» Challenge
Report how many lines of these entries hold the string "которые"; reply with the number alone.

Start Material supplied

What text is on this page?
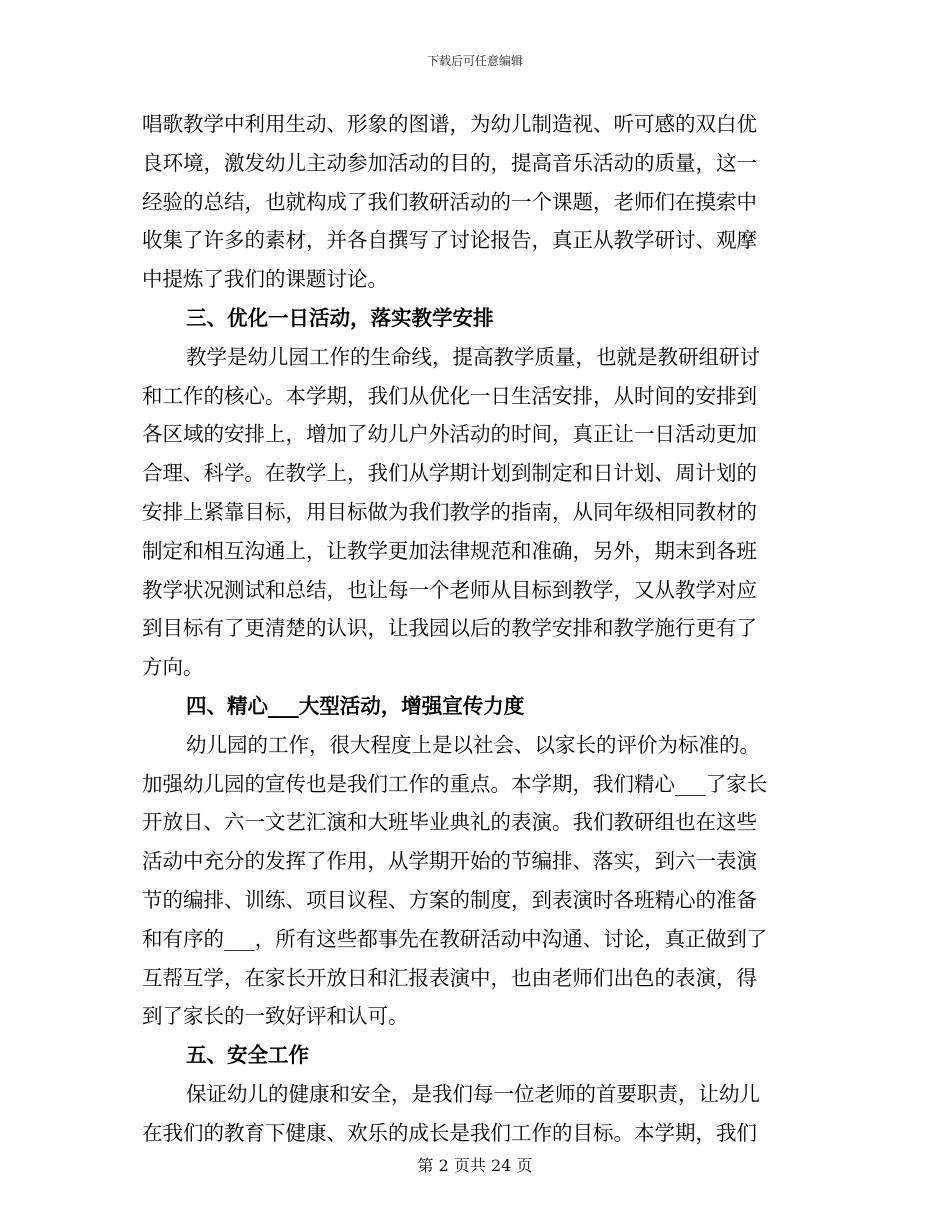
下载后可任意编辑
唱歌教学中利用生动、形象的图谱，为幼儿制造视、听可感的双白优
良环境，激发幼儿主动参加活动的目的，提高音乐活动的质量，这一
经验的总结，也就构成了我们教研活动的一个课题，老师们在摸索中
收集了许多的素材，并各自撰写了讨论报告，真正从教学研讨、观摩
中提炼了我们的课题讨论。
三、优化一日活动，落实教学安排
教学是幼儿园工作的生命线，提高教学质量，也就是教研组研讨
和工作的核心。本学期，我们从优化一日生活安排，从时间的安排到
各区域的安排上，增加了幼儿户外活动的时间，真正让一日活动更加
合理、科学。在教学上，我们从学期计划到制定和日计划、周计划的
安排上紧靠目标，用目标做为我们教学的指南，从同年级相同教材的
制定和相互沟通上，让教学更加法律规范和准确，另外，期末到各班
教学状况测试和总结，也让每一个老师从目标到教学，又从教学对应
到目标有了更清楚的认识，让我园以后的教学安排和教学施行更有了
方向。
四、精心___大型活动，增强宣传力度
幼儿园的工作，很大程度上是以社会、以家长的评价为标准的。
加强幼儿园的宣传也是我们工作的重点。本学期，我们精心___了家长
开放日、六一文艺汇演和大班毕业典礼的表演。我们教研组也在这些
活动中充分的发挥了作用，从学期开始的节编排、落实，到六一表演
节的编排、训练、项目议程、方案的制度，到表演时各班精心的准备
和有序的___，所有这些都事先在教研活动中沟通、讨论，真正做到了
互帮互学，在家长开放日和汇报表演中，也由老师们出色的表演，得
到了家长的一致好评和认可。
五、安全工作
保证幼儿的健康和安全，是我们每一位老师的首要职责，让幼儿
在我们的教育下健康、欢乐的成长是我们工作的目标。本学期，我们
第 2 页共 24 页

End Material supplied
Start Material supplied

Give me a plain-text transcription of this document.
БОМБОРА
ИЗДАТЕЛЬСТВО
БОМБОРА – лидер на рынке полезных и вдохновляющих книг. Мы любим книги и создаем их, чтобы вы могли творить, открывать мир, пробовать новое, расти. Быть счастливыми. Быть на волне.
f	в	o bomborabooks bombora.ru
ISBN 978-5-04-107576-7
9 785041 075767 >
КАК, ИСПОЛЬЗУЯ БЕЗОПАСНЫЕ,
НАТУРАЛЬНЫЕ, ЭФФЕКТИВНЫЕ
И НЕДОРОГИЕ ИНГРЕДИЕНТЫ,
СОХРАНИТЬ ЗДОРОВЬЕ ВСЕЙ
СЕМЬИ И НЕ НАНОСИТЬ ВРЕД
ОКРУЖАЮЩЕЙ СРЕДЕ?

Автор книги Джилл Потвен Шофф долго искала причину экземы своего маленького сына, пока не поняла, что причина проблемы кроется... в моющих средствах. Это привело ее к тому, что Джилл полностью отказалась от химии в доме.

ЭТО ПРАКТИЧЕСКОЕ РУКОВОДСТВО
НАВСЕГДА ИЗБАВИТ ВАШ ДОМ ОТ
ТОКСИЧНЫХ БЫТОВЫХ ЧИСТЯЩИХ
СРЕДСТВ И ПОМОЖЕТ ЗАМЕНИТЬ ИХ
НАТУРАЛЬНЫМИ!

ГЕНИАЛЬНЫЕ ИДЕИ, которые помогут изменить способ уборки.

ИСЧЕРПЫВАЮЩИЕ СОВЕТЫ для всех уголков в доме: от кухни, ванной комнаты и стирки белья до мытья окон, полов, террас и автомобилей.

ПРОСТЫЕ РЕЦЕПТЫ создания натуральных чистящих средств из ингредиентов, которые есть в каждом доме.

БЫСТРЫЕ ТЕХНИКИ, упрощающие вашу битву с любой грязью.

End Material supplied

» Answer to the task
2